Task instructions: Transcribe nothing but the lines from the one with "What text is on this page?" to the end of the entries, both included, keeping each exact and leaving every picture out.

Available data:
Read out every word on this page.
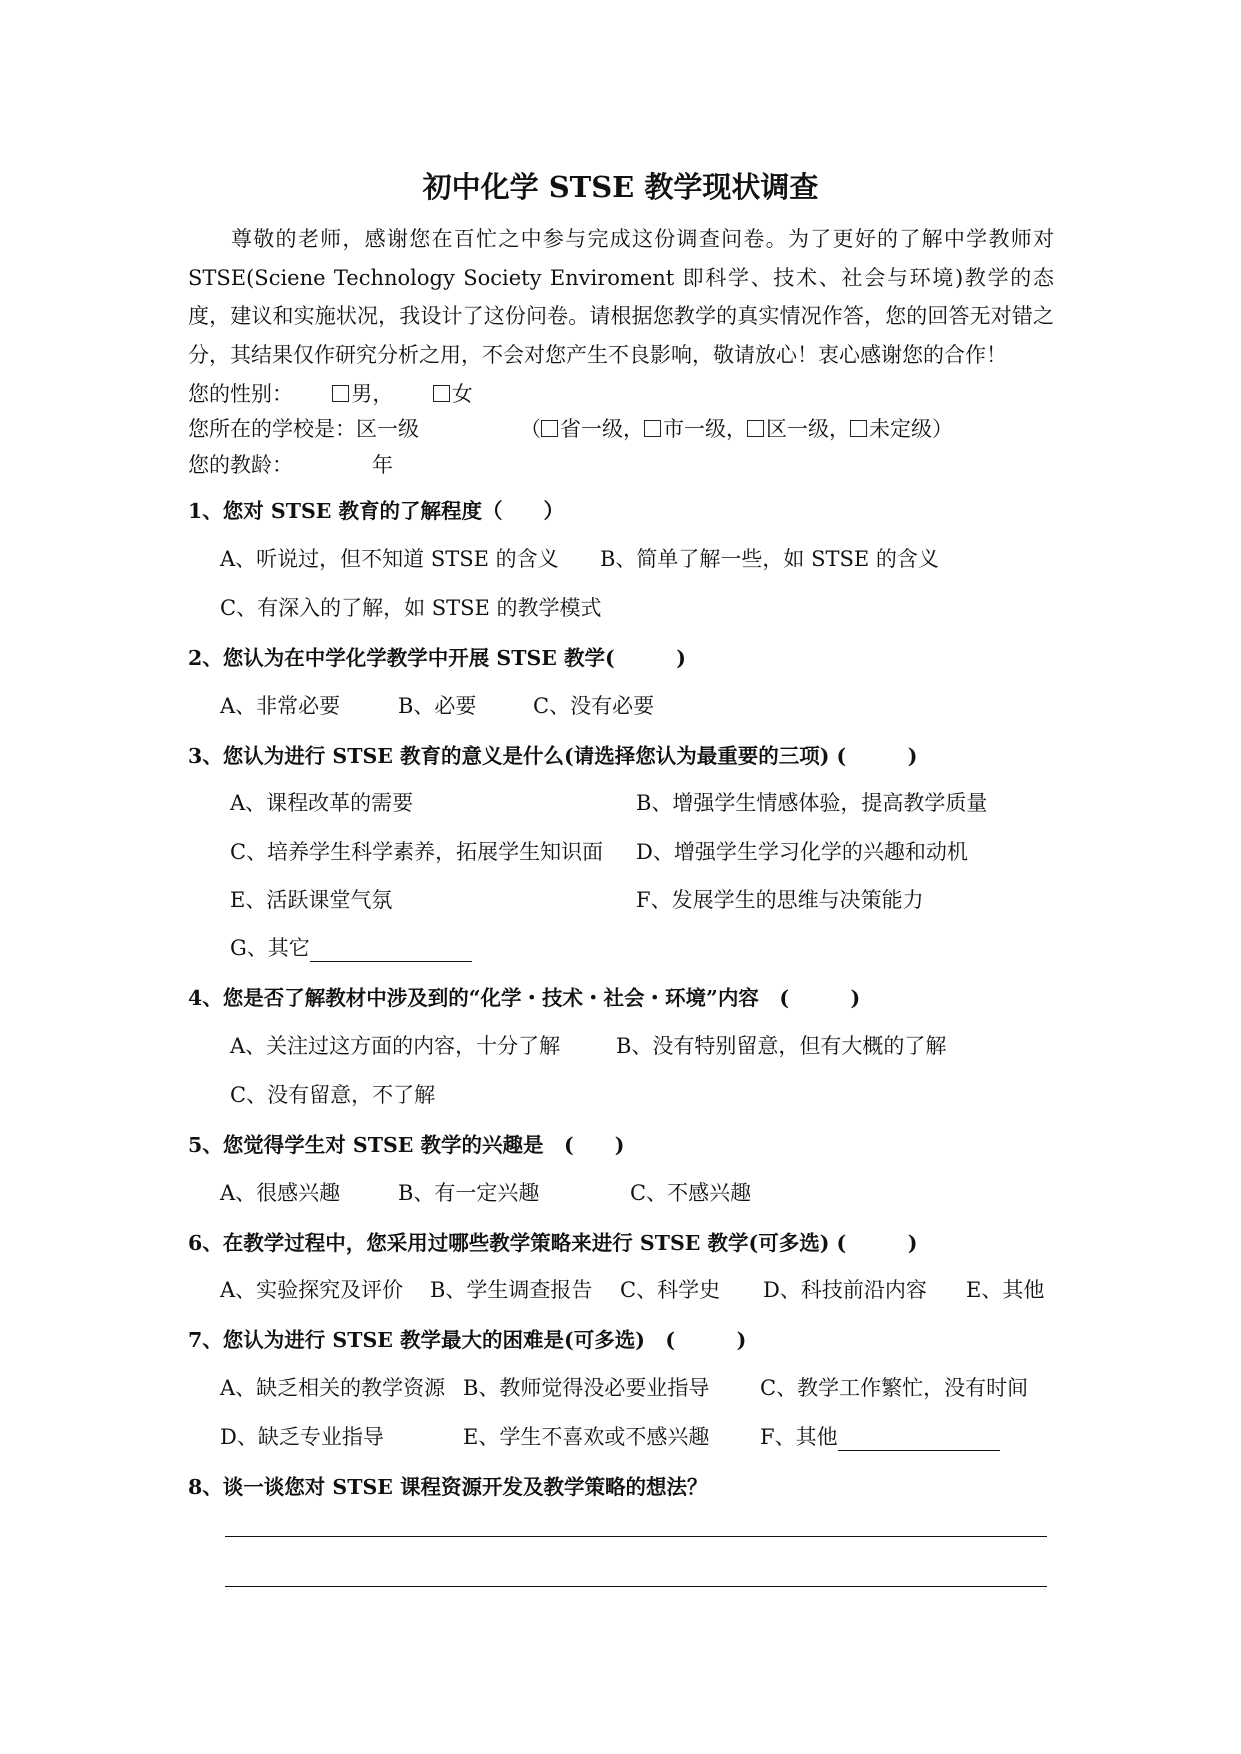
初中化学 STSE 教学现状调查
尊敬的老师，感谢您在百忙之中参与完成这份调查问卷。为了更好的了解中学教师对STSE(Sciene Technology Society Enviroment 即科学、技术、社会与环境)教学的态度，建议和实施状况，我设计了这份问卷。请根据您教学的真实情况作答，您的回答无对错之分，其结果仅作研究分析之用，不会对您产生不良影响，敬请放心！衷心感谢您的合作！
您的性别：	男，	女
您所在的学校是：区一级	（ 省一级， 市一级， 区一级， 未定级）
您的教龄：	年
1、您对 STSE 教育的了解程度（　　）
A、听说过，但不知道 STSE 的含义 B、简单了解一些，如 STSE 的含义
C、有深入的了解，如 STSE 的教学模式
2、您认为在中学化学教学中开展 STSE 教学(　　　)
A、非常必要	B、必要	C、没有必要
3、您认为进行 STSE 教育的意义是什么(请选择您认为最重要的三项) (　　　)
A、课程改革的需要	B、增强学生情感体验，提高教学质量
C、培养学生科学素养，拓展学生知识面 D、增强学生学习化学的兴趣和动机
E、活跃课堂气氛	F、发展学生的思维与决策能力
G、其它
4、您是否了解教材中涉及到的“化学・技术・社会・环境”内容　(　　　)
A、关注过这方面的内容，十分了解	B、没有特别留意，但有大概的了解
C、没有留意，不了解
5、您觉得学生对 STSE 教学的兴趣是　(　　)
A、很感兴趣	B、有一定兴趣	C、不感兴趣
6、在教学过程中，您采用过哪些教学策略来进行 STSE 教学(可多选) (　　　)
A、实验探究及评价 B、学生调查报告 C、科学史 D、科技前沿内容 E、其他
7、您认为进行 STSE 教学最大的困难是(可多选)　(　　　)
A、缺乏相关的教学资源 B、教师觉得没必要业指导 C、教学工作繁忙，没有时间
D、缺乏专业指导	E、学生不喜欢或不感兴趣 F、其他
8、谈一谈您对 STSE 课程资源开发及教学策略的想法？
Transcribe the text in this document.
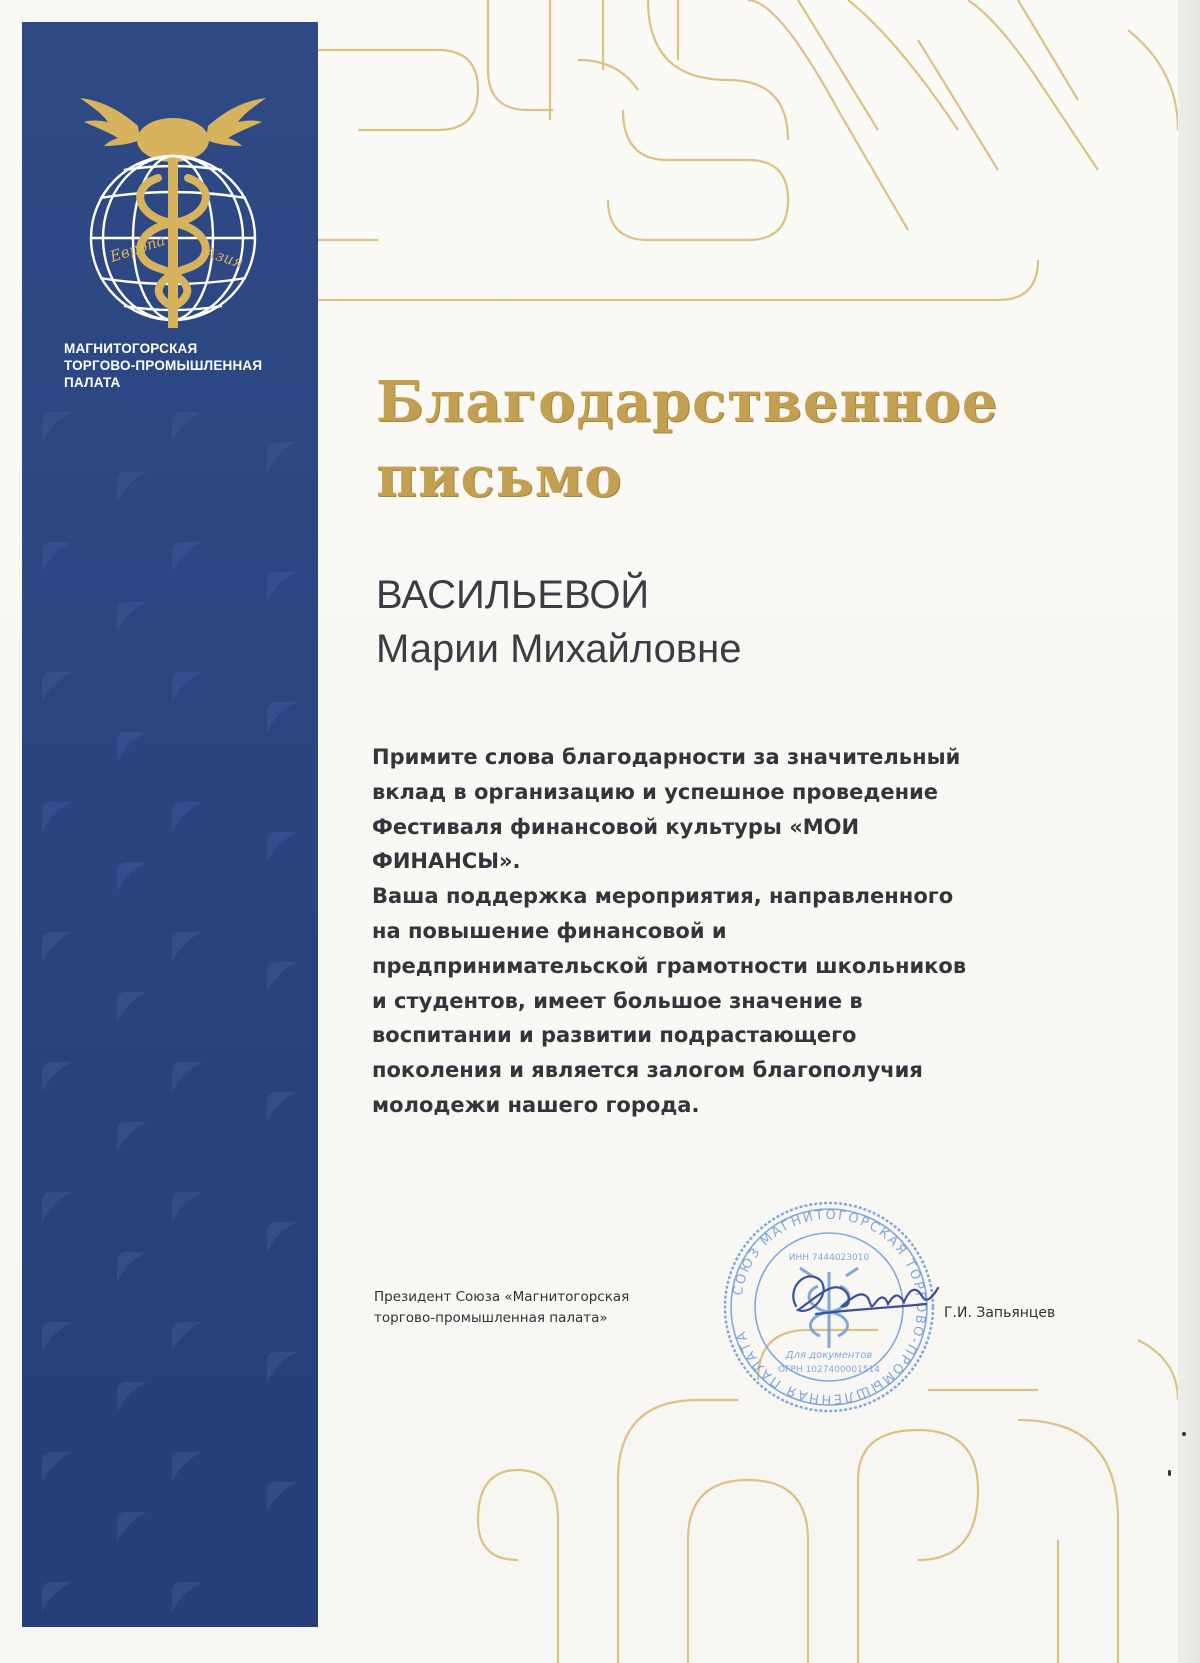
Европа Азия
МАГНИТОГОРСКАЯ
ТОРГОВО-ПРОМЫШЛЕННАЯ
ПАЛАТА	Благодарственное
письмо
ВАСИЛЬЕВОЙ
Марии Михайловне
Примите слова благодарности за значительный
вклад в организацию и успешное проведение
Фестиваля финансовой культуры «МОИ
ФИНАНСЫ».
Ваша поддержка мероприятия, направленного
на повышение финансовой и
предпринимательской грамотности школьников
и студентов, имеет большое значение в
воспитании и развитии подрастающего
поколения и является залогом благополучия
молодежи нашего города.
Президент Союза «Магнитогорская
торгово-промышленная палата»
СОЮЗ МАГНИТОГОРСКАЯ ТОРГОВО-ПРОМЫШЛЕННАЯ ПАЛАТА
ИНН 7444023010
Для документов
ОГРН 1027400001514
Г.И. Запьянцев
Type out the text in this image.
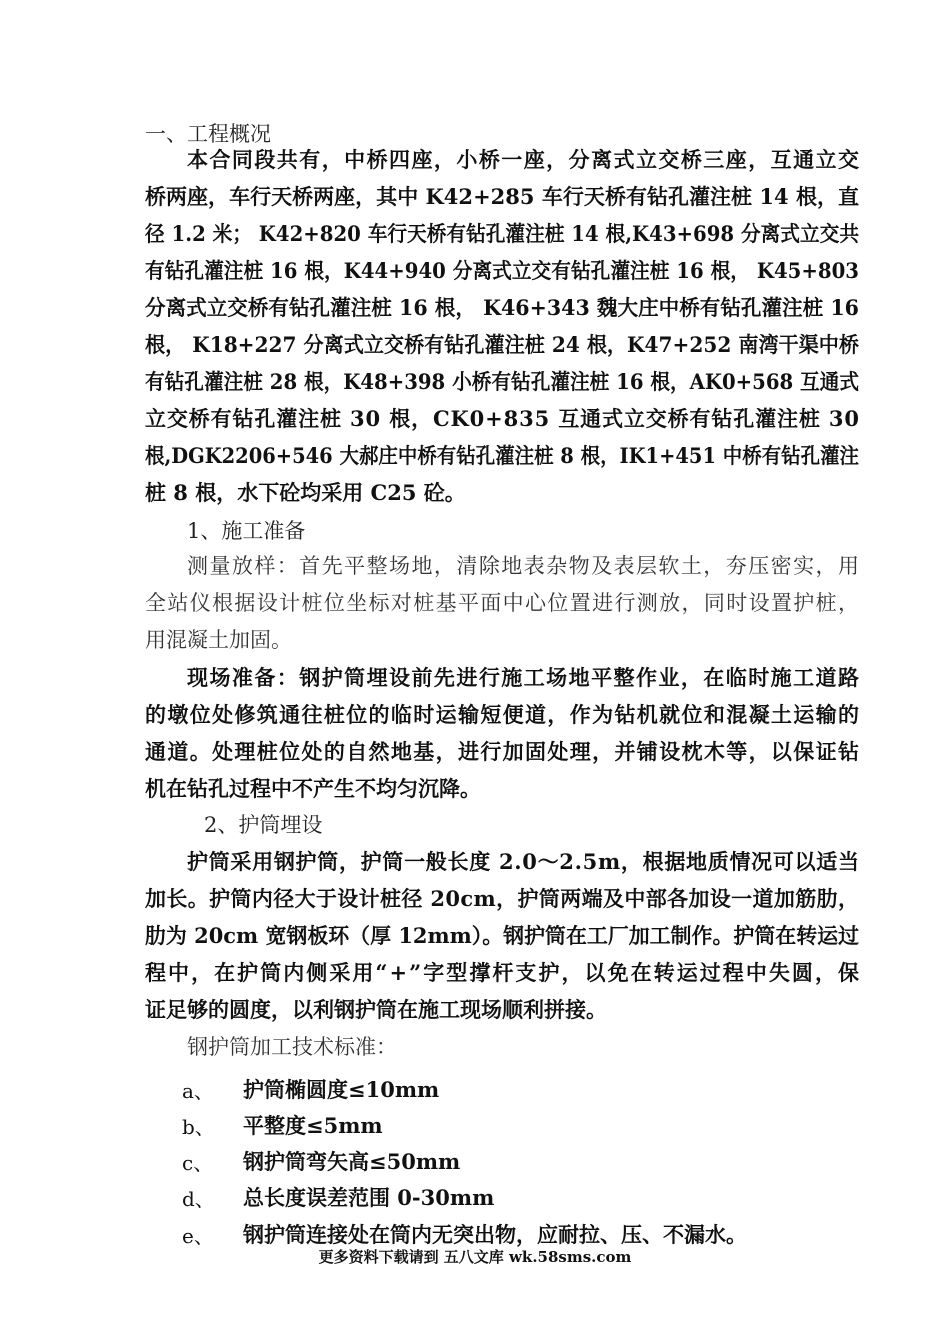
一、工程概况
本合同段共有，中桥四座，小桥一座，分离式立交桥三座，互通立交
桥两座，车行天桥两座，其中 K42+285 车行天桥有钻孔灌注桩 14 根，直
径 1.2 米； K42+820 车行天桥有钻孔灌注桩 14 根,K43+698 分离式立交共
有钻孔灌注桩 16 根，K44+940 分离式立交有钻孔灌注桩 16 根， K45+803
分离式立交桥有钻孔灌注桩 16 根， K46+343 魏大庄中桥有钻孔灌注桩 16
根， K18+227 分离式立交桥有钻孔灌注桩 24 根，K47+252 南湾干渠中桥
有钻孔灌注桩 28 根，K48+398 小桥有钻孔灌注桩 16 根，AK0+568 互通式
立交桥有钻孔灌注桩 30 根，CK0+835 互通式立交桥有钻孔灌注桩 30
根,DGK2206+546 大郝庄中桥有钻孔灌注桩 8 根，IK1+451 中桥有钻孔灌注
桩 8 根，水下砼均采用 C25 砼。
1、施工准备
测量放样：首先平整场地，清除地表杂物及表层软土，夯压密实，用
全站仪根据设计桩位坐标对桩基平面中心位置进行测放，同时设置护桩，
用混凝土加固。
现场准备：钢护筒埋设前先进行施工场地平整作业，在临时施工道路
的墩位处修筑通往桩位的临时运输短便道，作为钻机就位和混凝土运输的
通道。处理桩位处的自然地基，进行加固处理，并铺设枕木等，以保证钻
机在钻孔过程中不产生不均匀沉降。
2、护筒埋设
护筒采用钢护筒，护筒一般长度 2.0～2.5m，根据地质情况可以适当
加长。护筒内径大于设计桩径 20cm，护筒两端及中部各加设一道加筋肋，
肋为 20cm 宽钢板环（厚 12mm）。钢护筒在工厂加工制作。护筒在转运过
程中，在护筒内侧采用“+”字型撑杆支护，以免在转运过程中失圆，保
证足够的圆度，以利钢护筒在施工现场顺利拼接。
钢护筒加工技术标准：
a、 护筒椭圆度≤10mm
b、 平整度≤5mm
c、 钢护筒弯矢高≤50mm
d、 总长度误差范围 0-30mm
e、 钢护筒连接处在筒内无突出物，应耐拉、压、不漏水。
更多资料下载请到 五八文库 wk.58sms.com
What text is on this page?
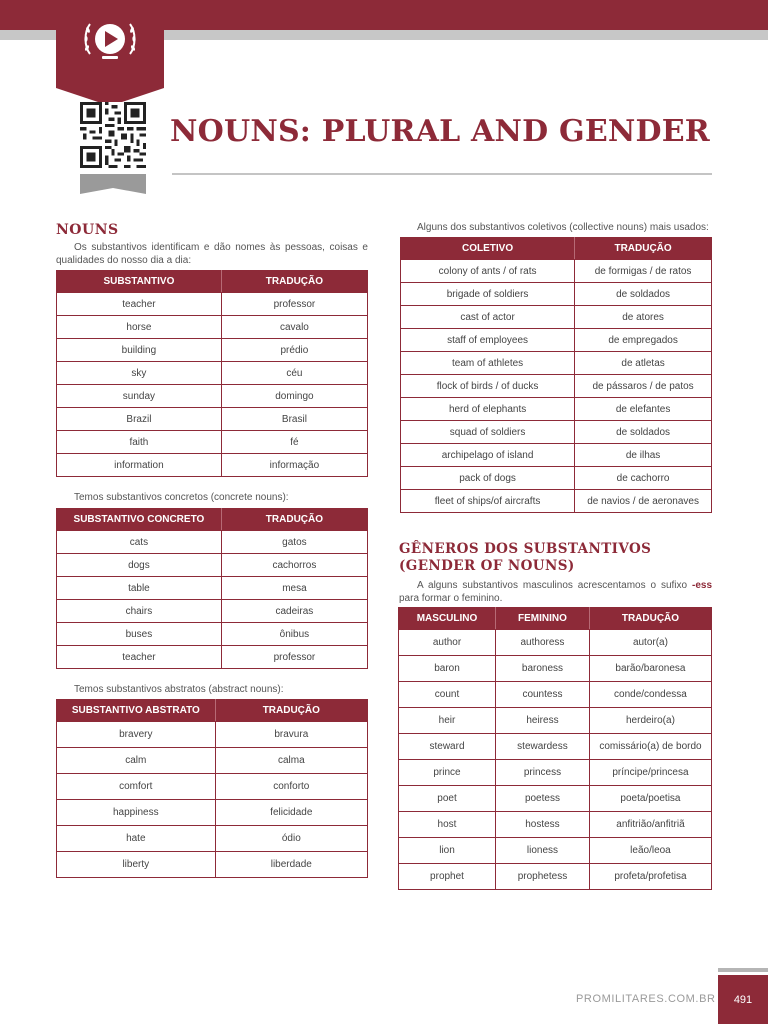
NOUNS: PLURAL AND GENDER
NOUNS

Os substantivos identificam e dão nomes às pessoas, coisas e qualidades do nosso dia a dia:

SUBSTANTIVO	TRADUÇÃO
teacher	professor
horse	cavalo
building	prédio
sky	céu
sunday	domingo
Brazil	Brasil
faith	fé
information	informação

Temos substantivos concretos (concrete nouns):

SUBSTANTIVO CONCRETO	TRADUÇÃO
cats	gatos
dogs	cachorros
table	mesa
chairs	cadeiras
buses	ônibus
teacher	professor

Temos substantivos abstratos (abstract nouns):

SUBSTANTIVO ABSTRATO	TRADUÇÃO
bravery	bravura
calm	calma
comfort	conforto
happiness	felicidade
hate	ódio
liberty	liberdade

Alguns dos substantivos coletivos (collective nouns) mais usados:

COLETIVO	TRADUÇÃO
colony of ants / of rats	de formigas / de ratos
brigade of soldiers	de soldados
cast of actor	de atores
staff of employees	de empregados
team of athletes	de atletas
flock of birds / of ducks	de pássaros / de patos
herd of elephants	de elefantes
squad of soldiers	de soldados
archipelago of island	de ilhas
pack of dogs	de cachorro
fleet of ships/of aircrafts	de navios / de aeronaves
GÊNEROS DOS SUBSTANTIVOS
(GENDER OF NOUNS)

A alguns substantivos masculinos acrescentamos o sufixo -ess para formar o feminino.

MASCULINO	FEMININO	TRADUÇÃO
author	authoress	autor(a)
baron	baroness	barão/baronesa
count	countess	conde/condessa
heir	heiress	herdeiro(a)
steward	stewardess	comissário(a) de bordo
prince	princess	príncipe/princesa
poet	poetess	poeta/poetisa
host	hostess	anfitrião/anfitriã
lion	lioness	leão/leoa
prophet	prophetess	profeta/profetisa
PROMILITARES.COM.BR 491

Task response:
What text is on this page?
NOUNS: PLURAL AND GENDER
NOUNS

Os substantivos identificam e dão nomes às pessoas, coisas e qualidades do nosso dia a dia:

SUBSTANTIVO	TRADUÇÃO
teacher	professor
horse	cavalo
building	prédio
sky	céu
sunday	domingo
Brazil	Brasil
faith	fé
information	informação

Temos substantivos concretos (concrete nouns):

SUBSTANTIVO CONCRETO	TRADUÇÃO
cats	gatos
dogs	cachorros
table	mesa
chairs	cadeiras
buses	ônibus
teacher	professor

Temos substantivos abstratos (abstract nouns):

SUBSTANTIVO ABSTRATO	TRADUÇÃO
bravery	bravura
calm	calma
comfort	conforto
happiness	felicidade
hate	ódio
liberty	liberdade

Alguns dos substantivos coletivos (collective nouns) mais usados:

COLETIVO	TRADUÇÃO
colony of ants / of rats	de formigas / de ratos
brigade of soldiers	de soldados
cast of actor	de atores
staff of employees	de empregados
team of athletes	de atletas
flock of birds / of ducks	de pássaros / de patos
herd of elephants	de elefantes
squad of soldiers	de soldados
archipelago of island	de ilhas
pack of dogs	de cachorro
fleet of ships/of aircrafts	de navios / de aeronaves
GÊNEROS DOS SUBSTANTIVOS
(GENDER OF NOUNS)

A alguns substantivos masculinos acrescentamos o sufixo -ess para formar o feminino.

MASCULINO	FEMININO	TRADUÇÃO
author	authoress	autor(a)
baron	baroness	barão/baronesa
count	countess	conde/condessa
heir	heiress	herdeiro(a)
steward	stewardess	comissário(a) de bordo
prince	princess	príncipe/princesa
poet	poetess	poeta/poetisa
host	hostess	anfitrião/anfitriã
lion	lioness	leão/leoa
prophet	prophetess	profeta/profetisa
PROMILITARES.COM.BR 491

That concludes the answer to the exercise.